Problem to solve: Look for the string "ylabel" in the lines and copy each line that has it.

-- BEGIN Dataset entries --

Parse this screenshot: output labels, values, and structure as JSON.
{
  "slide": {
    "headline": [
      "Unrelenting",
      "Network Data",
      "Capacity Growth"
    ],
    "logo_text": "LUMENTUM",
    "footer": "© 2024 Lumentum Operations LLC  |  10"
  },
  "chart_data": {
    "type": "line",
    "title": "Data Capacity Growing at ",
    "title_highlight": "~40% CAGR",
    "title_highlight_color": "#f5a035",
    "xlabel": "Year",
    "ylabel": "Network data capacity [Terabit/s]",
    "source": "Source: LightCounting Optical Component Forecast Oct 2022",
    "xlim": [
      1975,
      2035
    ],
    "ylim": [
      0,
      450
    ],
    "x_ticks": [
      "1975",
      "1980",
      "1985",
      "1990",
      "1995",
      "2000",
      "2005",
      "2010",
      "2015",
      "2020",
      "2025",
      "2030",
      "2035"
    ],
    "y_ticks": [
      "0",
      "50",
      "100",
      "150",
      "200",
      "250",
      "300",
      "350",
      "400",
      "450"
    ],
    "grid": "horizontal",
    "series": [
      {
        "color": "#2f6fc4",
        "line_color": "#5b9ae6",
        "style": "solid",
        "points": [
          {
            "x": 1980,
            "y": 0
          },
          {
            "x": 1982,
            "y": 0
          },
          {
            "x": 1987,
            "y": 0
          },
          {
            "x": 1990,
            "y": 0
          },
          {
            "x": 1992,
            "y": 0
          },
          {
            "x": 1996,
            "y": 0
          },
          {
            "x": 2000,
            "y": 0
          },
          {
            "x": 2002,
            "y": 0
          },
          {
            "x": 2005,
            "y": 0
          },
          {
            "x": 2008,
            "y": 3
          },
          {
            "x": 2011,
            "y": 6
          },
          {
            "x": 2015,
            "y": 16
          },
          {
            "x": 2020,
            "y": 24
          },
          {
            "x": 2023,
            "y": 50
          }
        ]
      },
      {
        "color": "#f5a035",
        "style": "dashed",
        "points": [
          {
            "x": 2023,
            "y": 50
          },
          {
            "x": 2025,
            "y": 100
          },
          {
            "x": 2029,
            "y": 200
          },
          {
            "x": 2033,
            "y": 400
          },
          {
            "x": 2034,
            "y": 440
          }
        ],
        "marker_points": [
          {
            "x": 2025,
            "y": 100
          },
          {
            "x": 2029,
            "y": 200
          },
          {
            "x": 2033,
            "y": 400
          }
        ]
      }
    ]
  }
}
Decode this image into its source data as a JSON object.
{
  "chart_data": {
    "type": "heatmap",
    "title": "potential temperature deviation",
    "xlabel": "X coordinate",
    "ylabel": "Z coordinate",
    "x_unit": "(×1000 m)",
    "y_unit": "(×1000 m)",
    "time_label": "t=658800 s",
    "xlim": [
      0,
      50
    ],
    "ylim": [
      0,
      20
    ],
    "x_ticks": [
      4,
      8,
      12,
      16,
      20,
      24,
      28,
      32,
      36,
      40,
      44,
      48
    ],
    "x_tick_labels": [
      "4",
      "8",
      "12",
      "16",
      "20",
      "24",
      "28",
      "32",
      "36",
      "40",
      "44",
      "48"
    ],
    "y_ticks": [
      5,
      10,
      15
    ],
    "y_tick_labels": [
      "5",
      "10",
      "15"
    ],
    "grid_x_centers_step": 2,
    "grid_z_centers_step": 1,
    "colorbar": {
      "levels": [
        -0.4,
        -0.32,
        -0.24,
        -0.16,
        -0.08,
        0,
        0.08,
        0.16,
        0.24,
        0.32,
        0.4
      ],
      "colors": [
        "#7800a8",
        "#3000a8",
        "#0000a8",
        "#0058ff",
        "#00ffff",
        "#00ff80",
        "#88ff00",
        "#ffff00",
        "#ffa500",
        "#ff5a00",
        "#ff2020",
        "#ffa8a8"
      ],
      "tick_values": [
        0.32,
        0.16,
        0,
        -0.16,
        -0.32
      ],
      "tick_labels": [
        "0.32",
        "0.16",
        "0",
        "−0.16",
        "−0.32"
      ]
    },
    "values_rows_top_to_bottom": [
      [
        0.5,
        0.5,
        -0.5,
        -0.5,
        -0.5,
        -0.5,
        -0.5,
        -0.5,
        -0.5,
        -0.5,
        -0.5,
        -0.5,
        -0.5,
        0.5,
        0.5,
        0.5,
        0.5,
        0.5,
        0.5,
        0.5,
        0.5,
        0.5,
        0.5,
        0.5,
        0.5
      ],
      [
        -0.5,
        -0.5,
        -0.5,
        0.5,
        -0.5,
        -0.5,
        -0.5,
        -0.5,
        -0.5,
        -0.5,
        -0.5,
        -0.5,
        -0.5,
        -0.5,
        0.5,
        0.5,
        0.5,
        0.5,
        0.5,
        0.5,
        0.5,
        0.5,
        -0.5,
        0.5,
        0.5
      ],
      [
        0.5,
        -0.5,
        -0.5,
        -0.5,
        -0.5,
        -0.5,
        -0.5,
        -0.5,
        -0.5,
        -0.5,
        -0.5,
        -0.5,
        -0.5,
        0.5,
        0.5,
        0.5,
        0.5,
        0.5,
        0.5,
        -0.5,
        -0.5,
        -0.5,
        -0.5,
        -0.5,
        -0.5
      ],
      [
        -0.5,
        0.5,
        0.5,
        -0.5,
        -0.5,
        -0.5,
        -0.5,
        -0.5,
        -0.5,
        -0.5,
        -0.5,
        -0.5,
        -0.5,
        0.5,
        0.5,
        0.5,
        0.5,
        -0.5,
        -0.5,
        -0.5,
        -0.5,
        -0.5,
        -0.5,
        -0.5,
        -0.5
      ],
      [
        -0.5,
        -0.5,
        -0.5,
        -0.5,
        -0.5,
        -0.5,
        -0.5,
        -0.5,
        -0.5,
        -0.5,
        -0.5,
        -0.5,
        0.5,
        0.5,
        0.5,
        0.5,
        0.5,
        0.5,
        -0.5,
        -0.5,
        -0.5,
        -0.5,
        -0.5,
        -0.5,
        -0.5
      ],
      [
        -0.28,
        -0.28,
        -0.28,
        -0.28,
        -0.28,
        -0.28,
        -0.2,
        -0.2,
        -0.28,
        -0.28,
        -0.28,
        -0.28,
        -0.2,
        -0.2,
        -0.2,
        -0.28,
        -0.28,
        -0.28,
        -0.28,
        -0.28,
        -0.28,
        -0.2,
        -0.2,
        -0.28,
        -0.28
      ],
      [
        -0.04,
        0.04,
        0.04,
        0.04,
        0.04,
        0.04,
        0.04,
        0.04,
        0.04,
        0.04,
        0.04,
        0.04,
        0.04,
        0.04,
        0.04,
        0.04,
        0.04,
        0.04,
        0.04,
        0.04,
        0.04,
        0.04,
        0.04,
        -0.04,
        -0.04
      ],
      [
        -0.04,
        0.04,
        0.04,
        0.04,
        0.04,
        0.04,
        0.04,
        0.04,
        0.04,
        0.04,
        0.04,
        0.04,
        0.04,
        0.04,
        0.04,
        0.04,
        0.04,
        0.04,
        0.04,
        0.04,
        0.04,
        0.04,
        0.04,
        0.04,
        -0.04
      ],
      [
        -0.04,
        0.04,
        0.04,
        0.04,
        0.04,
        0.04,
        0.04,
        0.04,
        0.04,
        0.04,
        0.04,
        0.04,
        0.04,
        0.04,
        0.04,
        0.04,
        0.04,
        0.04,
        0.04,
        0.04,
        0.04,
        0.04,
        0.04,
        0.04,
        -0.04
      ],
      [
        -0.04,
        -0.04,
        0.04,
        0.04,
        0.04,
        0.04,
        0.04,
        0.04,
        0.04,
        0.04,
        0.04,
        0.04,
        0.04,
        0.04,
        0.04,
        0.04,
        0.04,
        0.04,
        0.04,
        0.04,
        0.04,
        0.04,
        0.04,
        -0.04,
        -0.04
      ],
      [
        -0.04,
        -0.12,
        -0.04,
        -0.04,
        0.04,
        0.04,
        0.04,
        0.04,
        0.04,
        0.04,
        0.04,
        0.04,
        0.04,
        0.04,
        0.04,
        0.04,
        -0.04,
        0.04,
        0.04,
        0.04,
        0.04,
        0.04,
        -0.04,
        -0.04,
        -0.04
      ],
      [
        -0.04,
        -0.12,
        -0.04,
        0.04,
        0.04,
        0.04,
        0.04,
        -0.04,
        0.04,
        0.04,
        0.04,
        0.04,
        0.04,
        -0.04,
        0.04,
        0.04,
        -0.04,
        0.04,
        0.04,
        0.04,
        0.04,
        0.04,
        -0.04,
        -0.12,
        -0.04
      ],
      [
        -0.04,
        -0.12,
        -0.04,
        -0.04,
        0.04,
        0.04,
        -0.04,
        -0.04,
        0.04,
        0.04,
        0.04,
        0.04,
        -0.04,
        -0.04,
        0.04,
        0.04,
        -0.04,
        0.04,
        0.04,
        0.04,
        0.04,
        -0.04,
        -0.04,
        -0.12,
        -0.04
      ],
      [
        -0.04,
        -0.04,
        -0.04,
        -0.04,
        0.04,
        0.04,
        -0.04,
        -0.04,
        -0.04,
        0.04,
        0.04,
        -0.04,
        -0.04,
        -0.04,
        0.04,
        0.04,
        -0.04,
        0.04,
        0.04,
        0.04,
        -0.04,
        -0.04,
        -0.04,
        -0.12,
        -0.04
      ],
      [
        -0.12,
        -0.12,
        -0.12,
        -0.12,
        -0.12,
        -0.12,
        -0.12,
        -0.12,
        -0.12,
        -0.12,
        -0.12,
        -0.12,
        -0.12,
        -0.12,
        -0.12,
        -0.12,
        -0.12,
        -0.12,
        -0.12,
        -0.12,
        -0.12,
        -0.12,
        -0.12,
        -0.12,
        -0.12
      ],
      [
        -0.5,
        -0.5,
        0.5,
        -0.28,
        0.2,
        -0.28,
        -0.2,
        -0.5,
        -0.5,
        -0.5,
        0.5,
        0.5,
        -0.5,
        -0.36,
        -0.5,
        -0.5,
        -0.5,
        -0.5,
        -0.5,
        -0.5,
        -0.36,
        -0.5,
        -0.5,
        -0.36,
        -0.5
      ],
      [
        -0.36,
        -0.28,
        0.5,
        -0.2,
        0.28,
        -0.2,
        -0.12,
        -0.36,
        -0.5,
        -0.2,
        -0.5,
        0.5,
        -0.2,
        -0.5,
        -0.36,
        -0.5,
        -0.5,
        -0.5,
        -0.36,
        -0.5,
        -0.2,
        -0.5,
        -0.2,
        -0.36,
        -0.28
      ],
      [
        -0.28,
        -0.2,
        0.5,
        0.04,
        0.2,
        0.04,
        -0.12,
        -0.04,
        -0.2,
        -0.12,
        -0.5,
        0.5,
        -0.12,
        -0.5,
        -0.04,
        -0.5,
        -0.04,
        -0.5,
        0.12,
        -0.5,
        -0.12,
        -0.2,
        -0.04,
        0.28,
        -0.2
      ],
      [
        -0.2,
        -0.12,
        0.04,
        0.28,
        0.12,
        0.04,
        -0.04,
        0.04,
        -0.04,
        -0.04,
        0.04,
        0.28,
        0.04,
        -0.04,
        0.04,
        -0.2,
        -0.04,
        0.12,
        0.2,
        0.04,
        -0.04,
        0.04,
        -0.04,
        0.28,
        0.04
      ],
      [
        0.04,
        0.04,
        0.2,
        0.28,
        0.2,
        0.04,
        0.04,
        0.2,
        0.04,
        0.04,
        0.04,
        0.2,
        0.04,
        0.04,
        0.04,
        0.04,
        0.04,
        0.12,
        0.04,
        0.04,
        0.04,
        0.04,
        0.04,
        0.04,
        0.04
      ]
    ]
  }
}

-- END Dataset entries --

Reply:
    "ylabel": "Network data capacity [Terabit/s]",
    "ylabel": "Z coordinate",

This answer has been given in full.